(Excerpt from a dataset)
- - -

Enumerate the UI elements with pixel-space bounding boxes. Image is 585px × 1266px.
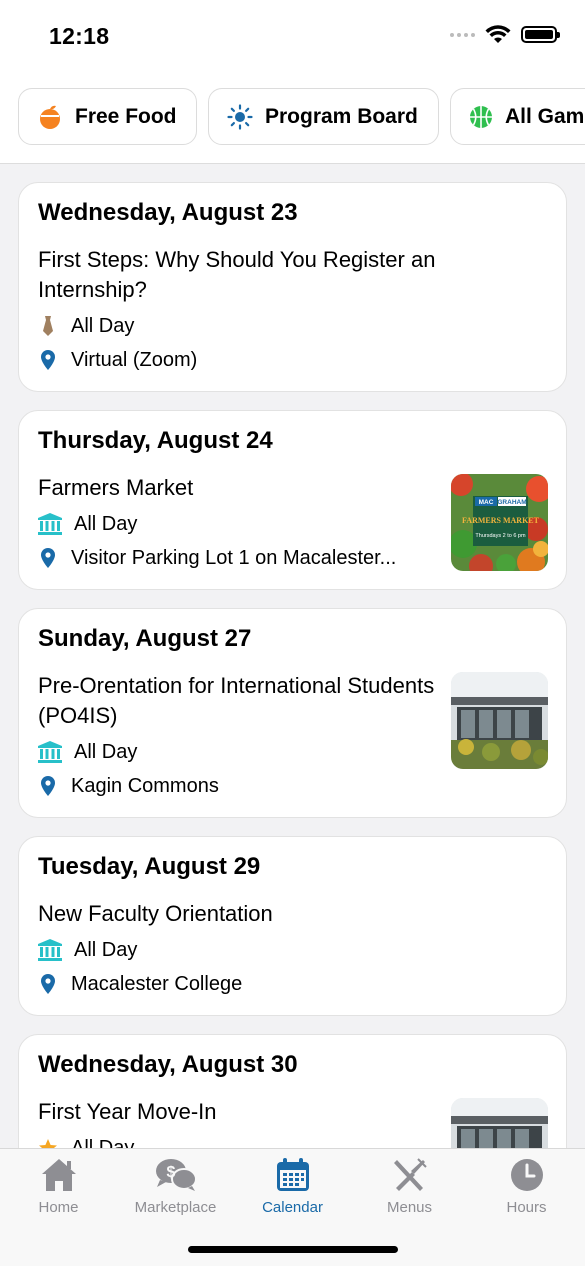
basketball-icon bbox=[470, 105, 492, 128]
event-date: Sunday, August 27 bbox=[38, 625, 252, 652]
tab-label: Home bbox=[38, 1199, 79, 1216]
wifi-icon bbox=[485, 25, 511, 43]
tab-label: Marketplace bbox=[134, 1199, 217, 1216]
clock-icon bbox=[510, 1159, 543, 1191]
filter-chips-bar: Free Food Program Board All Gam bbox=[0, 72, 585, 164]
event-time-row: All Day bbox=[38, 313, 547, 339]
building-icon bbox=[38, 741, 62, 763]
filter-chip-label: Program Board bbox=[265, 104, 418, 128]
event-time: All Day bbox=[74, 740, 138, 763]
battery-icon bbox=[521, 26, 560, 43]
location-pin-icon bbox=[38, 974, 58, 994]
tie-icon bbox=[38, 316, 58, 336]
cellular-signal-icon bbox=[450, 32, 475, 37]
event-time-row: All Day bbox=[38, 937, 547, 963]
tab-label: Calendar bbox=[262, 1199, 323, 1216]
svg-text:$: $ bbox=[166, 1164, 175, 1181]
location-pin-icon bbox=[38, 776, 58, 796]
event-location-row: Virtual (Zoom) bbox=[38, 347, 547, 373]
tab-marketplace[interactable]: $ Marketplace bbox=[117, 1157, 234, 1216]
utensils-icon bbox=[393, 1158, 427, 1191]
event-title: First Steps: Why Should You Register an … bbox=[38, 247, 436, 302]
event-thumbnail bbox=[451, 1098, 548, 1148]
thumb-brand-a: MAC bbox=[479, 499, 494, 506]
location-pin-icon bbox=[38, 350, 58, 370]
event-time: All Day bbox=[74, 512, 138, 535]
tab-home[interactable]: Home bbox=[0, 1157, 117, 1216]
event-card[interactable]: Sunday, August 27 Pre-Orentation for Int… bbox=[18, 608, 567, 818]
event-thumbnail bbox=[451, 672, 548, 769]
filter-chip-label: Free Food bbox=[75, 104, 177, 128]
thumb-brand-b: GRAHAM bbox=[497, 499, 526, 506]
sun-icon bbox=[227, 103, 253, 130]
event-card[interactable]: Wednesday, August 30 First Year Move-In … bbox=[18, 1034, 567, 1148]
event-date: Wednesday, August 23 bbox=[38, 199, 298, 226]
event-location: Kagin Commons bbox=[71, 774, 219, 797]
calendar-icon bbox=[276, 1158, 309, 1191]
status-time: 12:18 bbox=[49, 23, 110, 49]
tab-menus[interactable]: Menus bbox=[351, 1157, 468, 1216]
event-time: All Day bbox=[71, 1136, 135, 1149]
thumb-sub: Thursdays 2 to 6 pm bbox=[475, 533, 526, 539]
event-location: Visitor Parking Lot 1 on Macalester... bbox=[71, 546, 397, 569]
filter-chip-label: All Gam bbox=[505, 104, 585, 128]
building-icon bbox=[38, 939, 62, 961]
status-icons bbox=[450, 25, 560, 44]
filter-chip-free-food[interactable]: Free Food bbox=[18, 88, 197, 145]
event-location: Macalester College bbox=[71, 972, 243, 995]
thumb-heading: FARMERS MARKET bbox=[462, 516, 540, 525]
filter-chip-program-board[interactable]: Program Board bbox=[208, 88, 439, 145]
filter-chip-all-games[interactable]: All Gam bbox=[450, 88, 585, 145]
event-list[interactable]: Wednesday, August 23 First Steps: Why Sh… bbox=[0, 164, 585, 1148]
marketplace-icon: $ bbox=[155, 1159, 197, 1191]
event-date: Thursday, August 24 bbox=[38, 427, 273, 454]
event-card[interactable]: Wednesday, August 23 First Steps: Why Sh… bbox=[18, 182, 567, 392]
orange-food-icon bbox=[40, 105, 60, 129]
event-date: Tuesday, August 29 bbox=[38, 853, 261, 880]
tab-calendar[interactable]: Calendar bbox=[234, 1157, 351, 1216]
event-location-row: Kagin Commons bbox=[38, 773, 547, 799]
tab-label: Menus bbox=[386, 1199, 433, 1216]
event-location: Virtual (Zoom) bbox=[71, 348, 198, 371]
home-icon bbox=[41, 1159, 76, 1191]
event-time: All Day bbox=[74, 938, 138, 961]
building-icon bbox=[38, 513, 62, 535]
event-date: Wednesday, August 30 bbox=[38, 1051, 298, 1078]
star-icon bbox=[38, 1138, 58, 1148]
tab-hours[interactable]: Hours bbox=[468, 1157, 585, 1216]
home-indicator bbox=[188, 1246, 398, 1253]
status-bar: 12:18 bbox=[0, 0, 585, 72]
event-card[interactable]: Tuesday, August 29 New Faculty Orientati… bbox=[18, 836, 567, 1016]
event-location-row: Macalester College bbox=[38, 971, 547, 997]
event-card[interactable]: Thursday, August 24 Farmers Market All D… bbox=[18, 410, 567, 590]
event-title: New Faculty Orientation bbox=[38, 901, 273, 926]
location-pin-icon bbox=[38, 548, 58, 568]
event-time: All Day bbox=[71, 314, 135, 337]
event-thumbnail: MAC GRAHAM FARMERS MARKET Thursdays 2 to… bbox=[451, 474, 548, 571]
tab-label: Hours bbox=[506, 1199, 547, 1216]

- - -

(Short task):
Reproduce every one of the rows above word for word, leaving out the pictures.

(Expected answer):
Enumerate the UI elements with pixel-space bounding boxes. Image is 585px × 1266px.
basketball-icon bbox=[470, 105, 492, 128]
event-date: Sunday, August 27 bbox=[38, 625, 252, 652]
tab-label: Home bbox=[38, 1199, 79, 1216]
wifi-icon bbox=[485, 25, 511, 43]
tab-label: Marketplace bbox=[134, 1199, 217, 1216]
clock-icon bbox=[510, 1159, 543, 1191]
filter-chips-bar: Free Food Program Board All Gam bbox=[0, 72, 585, 164]
event-time-row: All Day bbox=[38, 313, 547, 339]
building-icon bbox=[38, 741, 62, 763]
filter-chip-label: Program Board bbox=[265, 104, 418, 128]
event-time: All Day bbox=[74, 740, 138, 763]
battery-icon bbox=[521, 26, 560, 43]
location-pin-icon bbox=[38, 974, 58, 994]
tie-icon bbox=[38, 316, 58, 336]
cellular-signal-icon bbox=[450, 32, 475, 37]
event-time-row: All Day bbox=[38, 937, 547, 963]
tab-label: Calendar bbox=[262, 1199, 323, 1216]
svg-text:$: $ bbox=[166, 1164, 175, 1181]
location-pin-icon bbox=[38, 776, 58, 796]
event-location-row: Virtual (Zoom) bbox=[38, 347, 547, 373]
tab-marketplace[interactable]: $ Marketplace bbox=[117, 1157, 234, 1216]
utensils-icon bbox=[393, 1158, 427, 1191]
event-title: First Steps: Why Should You Register an … bbox=[38, 247, 436, 302]
event-thumbnail bbox=[451, 1098, 548, 1148]
thumb-brand-a: MAC bbox=[479, 499, 494, 506]
location-pin-icon bbox=[38, 350, 58, 370]
event-time: All Day bbox=[74, 512, 138, 535]
tab-home[interactable]: Home bbox=[0, 1157, 117, 1216]
event-card[interactable]: Sunday, August 27 Pre-Orentation for Int… bbox=[18, 608, 567, 818]
event-thumbnail bbox=[451, 672, 548, 769]
filter-chip-label: Free Food bbox=[75, 104, 177, 128]
thumb-brand-b: GRAHAM bbox=[497, 499, 526, 506]
sun-icon bbox=[227, 103, 253, 130]
event-card[interactable]: Wednesday, August 30 First Year Move-In … bbox=[18, 1034, 567, 1148]
event-date: Wednesday, August 23 bbox=[38, 199, 298, 226]
event-location: Kagin Commons bbox=[71, 774, 219, 797]
calendar-icon bbox=[276, 1158, 309, 1191]
status-time: 12:18 bbox=[49, 23, 110, 49]
tab-menus[interactable]: Menus bbox=[351, 1157, 468, 1216]
event-time: All Day bbox=[71, 1136, 135, 1149]
thumb-sub: Thursdays 2 to 6 pm bbox=[475, 533, 526, 539]
event-location: Visitor Parking Lot 1 on Macalester... bbox=[71, 546, 397, 569]
filter-chip-label: All Gam bbox=[505, 104, 585, 128]
building-icon bbox=[38, 939, 62, 961]
status-icons bbox=[450, 25, 560, 44]
filter-chip-free-food[interactable]: Free Food bbox=[18, 88, 197, 145]
event-location: Macalester College bbox=[71, 972, 243, 995]
thumb-heading: FARMERS MARKET bbox=[462, 516, 540, 525]
filter-chip-program-board[interactable]: Program Board bbox=[208, 88, 439, 145]
filter-chip-all-games[interactable]: All Gam bbox=[450, 88, 585, 145]
event-list[interactable]: Wednesday, August 23 First Steps: Why Sh… bbox=[0, 164, 585, 1148]
marketplace-icon: $ bbox=[155, 1159, 197, 1191]
event-date: Thursday, August 24 bbox=[38, 427, 273, 454]
event-card[interactable]: Wednesday, August 23 First Steps: Why Sh… bbox=[18, 182, 567, 392]
orange-food-icon bbox=[40, 105, 60, 129]
event-date: Tuesday, August 29 bbox=[38, 853, 261, 880]
tab-calendar[interactable]: Calendar bbox=[234, 1157, 351, 1216]
event-location-row: Kagin Commons bbox=[38, 773, 547, 799]
tab-label: Menus bbox=[386, 1199, 433, 1216]
event-location: Virtual (Zoom) bbox=[71, 348, 198, 371]
home-icon bbox=[41, 1159, 76, 1191]
event-time: All Day bbox=[74, 938, 138, 961]
building-icon bbox=[38, 513, 62, 535]
event-date: Wednesday, August 30 bbox=[38, 1051, 298, 1078]
star-icon bbox=[38, 1138, 58, 1148]
tab-hours[interactable]: Hours bbox=[468, 1157, 585, 1216]
home-indicator bbox=[188, 1246, 398, 1253]
status-bar: 12:18 bbox=[0, 0, 585, 72]
event-card[interactable]: Tuesday, August 29 New Faculty Orientati… bbox=[18, 836, 567, 1016]
event-location-row: Macalester College bbox=[38, 971, 547, 997]
event-card[interactable]: Thursday, August 24 Farmers Market All D… bbox=[18, 410, 567, 590]
event-title: New Faculty Orientation bbox=[38, 901, 273, 926]
location-pin-icon bbox=[38, 548, 58, 568]
event-time: All Day bbox=[71, 314, 135, 337]
event-thumbnail: MAC GRAHAM FARMERS MARKET Thursdays 2 to… bbox=[451, 474, 548, 571]
tab-label: Hours bbox=[506, 1199, 547, 1216]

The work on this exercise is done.